**What is expected:**
List all lines in the material below that contain "JSON".
━━━━━━━━━━━━━━━━━━━━
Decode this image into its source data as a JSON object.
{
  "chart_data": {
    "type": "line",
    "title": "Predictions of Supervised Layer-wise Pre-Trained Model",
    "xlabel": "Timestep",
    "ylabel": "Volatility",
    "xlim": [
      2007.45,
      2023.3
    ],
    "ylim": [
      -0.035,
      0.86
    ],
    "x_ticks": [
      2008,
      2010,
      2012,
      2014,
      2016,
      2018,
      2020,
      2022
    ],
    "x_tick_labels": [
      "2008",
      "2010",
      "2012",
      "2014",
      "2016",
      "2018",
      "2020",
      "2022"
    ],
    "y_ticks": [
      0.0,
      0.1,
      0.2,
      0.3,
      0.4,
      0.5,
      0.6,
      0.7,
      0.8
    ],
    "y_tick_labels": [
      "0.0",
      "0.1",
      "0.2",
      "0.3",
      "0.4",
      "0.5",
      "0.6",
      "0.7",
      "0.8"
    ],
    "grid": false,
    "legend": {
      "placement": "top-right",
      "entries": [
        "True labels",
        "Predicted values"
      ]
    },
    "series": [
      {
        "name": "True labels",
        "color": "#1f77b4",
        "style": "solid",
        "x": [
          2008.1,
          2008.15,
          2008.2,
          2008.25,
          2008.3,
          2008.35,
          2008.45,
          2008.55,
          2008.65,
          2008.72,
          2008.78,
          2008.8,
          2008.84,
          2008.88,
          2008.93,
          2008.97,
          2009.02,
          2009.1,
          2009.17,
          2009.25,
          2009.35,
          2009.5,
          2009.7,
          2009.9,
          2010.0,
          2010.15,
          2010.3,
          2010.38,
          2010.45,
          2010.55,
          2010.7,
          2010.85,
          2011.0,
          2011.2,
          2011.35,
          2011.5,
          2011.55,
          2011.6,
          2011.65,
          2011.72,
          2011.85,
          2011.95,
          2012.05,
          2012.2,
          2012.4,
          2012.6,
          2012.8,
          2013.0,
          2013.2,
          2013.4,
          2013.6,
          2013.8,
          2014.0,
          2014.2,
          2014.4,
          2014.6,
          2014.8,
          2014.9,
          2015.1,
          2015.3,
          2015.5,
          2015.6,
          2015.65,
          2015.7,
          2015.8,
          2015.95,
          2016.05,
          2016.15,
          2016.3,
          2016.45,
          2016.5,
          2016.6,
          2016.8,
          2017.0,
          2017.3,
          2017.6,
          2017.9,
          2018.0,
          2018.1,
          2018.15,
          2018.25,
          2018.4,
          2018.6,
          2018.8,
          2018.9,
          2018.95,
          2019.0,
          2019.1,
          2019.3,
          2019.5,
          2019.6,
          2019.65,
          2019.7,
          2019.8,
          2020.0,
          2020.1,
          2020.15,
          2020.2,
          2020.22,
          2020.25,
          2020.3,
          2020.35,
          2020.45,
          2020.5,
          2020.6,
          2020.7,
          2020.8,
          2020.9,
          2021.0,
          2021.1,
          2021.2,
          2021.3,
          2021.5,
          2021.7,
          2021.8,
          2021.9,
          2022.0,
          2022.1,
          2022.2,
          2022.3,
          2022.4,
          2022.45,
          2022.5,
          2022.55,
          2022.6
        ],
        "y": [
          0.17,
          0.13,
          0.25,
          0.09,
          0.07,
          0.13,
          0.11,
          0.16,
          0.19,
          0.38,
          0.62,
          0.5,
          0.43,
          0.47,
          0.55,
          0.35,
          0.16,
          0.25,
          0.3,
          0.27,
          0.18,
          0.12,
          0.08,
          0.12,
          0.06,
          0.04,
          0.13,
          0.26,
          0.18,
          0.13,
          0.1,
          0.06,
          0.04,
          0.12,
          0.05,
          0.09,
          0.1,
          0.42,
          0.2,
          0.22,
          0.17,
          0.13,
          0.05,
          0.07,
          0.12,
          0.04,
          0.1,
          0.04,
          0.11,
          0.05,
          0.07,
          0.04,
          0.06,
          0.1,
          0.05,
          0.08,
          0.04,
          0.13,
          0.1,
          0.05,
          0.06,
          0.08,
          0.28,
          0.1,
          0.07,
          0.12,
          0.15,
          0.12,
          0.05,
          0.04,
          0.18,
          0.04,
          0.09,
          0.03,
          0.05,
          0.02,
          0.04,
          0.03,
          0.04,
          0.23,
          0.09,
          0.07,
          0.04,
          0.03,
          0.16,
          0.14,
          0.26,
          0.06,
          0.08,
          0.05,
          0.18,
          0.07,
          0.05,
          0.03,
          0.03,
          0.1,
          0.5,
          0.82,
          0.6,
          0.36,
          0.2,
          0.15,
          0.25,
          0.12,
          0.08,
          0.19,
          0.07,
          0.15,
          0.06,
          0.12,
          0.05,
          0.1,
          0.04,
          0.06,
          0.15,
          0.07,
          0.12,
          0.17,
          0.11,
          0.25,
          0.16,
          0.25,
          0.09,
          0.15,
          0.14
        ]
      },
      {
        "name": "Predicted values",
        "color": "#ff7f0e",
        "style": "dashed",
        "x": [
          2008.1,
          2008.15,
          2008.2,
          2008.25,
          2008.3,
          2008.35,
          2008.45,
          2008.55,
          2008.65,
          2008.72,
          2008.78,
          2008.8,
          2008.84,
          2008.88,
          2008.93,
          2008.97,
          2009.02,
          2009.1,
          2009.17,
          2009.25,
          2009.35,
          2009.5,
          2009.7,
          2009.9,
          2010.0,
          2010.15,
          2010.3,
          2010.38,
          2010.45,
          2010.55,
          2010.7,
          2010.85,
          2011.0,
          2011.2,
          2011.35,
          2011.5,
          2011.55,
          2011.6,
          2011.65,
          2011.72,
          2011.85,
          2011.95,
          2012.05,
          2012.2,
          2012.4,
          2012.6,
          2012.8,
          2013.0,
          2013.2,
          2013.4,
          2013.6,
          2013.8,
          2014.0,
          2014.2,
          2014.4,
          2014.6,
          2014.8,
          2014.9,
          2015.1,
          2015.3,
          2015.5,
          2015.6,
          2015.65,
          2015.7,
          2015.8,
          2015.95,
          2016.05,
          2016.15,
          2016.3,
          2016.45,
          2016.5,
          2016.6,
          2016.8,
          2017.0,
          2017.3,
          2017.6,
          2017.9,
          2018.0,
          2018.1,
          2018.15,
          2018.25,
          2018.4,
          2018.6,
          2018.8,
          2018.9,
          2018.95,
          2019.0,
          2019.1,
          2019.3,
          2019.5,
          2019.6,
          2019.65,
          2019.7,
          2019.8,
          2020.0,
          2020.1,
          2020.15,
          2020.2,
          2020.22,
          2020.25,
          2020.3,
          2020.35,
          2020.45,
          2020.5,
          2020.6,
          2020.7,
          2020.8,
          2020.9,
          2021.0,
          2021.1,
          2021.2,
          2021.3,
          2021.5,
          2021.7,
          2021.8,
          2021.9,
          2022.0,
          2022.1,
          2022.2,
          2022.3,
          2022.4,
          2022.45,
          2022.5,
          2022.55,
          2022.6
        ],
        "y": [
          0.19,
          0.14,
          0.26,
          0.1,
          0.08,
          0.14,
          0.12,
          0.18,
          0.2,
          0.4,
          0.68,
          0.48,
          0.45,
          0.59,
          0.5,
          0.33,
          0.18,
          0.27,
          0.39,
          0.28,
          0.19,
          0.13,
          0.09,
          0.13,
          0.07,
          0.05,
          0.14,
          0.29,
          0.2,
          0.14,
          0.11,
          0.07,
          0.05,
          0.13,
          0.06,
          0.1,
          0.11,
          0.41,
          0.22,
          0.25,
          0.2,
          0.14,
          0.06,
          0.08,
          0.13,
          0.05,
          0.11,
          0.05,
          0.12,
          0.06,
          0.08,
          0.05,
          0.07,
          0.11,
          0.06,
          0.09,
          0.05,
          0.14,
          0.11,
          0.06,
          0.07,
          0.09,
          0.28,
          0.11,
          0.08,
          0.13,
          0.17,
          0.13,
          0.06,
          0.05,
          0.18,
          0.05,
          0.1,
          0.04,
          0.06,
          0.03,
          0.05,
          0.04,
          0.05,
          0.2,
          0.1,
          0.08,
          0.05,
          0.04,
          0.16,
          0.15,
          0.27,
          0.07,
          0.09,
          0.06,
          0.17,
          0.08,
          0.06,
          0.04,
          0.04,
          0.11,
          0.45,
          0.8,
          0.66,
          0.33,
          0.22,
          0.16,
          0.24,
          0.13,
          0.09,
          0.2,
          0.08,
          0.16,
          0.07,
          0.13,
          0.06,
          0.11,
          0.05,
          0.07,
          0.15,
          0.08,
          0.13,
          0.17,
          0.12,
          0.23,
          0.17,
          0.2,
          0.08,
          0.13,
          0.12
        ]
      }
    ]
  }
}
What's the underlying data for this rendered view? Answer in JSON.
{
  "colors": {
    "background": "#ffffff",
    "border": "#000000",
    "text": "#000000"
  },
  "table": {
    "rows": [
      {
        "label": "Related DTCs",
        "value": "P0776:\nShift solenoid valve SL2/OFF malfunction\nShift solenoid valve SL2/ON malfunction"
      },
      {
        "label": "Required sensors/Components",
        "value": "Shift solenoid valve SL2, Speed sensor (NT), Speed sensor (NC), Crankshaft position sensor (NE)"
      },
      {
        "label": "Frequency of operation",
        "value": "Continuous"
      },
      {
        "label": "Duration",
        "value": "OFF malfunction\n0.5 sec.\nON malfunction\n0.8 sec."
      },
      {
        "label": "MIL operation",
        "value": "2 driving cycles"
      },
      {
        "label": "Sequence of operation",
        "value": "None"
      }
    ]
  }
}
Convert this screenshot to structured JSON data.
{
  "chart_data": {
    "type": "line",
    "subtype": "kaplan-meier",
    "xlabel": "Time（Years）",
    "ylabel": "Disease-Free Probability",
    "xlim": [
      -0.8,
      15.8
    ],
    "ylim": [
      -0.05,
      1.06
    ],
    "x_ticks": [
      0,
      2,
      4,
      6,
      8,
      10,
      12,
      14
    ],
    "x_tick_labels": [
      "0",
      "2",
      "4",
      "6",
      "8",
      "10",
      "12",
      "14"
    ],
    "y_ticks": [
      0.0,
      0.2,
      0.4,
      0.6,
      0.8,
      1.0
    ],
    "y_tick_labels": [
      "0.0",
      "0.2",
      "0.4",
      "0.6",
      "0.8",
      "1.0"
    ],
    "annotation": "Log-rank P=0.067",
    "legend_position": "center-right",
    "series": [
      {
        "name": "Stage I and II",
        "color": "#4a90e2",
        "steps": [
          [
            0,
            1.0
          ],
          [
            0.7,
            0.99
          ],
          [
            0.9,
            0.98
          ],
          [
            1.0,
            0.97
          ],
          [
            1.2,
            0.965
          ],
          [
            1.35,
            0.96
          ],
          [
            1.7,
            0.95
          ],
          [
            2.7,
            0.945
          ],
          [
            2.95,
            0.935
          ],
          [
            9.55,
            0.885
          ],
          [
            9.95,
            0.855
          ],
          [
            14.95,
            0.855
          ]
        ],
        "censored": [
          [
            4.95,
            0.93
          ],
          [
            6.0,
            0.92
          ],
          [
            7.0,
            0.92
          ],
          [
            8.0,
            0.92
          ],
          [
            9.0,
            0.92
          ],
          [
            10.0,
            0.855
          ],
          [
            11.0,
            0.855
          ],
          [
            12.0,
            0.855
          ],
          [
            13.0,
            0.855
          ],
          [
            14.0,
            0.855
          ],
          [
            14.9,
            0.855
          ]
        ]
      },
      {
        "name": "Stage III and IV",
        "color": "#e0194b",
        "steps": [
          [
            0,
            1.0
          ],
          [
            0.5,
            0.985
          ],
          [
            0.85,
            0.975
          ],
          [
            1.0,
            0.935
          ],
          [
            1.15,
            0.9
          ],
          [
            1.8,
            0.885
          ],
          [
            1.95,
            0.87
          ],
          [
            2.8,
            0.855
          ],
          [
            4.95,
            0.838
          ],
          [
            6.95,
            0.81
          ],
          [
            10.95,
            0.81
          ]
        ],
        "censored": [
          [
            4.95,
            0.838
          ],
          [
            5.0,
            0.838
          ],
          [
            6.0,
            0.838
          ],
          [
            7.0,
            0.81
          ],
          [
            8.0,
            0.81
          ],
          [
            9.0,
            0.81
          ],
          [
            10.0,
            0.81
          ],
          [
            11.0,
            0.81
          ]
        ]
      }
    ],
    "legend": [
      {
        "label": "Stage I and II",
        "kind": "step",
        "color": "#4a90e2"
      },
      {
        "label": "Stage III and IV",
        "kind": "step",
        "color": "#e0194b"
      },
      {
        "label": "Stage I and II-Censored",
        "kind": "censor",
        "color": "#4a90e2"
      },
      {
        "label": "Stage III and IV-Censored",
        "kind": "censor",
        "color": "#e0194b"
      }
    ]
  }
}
━━━━━━━━━━━━━━━━━━━━
**Solution to the problem:**
Decode this image into its source data as a JSON object.
What's the underlying data for this rendered view? Answer in JSON.
Convert this screenshot to structured JSON data.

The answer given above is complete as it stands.